== WRITTEN PROBLEM ==
Count the lines in the records below that contain the word "paler", and reply with only that number.

── MATERIAL FOR THE TASK

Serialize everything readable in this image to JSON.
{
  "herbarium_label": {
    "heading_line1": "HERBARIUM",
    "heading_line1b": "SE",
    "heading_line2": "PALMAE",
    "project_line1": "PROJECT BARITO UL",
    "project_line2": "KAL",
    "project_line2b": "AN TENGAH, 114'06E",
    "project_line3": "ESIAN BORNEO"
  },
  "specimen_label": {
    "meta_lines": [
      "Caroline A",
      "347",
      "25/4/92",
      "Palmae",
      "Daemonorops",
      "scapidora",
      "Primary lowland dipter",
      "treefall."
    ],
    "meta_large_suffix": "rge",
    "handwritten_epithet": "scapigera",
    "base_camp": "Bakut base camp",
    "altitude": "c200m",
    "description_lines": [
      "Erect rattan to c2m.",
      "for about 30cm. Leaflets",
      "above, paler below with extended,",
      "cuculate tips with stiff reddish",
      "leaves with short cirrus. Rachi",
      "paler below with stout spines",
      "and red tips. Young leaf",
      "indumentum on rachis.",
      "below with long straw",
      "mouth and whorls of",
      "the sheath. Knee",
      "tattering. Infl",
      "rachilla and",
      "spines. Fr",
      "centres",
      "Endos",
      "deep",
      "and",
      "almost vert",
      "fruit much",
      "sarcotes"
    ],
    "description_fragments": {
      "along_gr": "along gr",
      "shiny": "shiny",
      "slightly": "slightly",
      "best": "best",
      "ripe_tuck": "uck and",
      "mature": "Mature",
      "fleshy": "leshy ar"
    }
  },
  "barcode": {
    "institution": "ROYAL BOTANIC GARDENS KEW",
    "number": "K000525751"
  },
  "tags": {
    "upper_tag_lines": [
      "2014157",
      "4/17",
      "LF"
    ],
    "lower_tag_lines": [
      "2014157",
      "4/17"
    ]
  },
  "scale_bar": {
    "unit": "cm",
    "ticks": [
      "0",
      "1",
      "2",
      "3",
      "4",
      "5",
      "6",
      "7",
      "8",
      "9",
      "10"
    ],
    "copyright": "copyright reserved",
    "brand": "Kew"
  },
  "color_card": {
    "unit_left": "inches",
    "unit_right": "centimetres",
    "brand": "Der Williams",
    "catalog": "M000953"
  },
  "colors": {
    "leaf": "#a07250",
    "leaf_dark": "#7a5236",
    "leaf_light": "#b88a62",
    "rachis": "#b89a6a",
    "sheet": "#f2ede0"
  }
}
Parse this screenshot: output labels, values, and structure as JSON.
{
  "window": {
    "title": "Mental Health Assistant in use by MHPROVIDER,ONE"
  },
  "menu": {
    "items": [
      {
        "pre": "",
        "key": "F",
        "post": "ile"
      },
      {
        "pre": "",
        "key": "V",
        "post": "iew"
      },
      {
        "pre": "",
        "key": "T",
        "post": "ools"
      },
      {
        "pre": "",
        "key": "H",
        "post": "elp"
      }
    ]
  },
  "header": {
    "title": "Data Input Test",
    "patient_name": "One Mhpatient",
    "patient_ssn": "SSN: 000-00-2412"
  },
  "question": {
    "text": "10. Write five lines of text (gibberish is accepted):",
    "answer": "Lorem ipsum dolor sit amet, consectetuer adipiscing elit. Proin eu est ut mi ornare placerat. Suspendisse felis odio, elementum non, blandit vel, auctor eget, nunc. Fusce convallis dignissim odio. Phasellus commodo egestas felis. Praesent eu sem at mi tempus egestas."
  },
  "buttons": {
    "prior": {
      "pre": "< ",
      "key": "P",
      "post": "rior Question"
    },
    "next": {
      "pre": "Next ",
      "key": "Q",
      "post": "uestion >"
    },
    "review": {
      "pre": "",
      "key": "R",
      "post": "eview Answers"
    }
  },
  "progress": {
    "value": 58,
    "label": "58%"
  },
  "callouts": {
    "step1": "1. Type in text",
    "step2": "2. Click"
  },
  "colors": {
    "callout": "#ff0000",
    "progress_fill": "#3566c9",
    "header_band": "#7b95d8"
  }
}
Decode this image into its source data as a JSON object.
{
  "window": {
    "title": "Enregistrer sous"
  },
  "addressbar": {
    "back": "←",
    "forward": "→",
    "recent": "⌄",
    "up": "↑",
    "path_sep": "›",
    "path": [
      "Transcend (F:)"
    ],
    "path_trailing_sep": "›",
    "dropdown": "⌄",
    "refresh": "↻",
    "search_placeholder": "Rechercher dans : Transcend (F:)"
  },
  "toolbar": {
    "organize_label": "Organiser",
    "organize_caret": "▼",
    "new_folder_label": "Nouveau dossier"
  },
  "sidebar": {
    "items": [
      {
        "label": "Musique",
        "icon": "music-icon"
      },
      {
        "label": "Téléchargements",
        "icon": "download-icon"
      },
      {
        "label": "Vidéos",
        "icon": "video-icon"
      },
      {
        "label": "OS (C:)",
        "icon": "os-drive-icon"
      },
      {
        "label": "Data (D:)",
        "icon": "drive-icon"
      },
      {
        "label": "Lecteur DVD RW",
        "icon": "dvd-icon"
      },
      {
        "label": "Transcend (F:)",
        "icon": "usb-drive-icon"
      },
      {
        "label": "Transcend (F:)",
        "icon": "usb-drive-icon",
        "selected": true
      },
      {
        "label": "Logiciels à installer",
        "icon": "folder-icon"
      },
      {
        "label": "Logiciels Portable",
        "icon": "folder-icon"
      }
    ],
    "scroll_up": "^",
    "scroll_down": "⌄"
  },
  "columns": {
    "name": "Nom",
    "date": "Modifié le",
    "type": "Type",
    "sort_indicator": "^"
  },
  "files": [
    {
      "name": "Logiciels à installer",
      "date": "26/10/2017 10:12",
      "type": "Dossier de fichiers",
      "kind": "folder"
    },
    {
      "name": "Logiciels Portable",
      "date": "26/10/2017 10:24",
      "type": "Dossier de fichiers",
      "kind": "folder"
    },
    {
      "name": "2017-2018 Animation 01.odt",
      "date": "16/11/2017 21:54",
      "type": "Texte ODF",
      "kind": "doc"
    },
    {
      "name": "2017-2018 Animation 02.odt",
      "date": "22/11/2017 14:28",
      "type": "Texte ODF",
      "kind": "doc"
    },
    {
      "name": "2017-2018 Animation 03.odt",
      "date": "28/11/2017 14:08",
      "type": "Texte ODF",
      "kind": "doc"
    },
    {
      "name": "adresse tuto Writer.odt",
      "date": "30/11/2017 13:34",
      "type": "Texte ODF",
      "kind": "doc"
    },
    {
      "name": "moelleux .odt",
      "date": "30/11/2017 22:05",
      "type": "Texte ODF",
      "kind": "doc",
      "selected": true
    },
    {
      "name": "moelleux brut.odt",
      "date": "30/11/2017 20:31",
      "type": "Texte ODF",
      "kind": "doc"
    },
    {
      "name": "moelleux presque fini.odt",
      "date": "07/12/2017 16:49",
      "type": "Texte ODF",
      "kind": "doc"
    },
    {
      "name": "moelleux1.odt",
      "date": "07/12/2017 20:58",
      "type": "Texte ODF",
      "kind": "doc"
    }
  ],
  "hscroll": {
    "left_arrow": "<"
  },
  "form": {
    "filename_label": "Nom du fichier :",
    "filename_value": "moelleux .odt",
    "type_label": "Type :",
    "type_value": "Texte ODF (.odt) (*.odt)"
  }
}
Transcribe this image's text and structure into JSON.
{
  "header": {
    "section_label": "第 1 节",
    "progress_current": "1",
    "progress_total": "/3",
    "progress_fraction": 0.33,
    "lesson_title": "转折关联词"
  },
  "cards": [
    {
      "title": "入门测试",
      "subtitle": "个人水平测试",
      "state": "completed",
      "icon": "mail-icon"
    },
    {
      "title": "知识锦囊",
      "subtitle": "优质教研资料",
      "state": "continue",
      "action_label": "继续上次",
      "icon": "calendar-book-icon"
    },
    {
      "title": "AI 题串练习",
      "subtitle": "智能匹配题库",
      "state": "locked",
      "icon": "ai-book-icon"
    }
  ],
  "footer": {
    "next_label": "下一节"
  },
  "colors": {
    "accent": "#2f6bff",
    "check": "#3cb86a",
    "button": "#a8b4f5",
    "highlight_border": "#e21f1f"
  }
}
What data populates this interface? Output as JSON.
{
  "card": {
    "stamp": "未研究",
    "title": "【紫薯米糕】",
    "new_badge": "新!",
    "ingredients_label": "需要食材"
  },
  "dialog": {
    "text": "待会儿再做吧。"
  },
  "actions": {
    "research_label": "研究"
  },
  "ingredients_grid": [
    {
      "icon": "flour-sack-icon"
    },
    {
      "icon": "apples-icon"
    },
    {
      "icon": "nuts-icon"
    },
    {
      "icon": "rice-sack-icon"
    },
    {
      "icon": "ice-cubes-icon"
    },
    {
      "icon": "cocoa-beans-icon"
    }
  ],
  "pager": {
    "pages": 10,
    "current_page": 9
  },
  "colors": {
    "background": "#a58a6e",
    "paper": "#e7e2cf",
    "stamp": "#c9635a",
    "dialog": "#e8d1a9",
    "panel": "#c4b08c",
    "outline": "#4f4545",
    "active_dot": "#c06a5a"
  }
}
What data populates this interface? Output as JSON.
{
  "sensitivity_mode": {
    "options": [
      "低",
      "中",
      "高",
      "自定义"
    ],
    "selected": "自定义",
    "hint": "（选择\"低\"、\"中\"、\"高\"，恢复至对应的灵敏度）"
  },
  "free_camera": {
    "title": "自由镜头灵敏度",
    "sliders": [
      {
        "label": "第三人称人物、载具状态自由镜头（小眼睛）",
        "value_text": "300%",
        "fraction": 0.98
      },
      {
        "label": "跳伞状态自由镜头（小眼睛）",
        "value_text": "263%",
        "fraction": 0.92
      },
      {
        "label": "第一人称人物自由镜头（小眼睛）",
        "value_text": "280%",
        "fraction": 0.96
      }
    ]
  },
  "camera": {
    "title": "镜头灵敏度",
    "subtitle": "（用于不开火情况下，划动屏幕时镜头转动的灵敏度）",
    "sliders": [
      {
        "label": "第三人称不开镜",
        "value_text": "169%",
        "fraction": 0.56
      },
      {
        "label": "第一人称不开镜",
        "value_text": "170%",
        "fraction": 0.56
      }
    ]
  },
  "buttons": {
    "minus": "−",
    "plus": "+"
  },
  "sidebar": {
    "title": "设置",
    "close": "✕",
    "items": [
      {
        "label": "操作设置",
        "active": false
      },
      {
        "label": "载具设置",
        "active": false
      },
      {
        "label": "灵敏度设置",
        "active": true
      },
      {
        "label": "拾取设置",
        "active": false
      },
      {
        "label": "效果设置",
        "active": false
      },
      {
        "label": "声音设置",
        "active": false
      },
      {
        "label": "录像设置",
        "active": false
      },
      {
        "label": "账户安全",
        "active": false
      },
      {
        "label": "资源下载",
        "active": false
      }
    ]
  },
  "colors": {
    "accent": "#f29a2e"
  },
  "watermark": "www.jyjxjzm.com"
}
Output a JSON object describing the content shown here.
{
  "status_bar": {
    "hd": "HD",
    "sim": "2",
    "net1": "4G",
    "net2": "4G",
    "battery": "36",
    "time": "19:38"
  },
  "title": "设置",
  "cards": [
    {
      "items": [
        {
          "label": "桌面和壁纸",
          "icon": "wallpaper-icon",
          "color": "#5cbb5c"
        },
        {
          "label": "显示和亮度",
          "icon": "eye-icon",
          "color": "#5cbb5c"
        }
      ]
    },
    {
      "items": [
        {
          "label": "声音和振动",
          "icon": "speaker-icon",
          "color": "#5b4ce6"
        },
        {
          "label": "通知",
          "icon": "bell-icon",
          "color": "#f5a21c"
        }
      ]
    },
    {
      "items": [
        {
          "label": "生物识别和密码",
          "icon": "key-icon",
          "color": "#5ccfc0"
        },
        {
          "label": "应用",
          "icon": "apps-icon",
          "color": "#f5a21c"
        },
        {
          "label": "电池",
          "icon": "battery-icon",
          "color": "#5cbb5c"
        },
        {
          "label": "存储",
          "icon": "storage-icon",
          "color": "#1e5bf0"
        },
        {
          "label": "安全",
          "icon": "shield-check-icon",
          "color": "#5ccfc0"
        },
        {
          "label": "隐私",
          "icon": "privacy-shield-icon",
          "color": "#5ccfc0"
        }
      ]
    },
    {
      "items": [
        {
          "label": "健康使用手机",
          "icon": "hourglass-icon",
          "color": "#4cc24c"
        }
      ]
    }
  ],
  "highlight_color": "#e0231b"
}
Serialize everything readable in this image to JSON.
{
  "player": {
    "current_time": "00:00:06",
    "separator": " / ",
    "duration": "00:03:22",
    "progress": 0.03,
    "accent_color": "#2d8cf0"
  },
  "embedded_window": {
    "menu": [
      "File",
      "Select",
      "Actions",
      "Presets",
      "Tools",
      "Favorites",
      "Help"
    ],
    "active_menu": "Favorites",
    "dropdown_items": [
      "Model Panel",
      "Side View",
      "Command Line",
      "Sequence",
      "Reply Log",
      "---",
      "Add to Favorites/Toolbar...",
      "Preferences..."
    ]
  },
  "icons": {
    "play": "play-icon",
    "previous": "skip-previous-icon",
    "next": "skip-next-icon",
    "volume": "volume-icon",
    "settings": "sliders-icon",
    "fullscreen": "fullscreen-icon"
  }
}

────

== TASK RESPONSE ==
2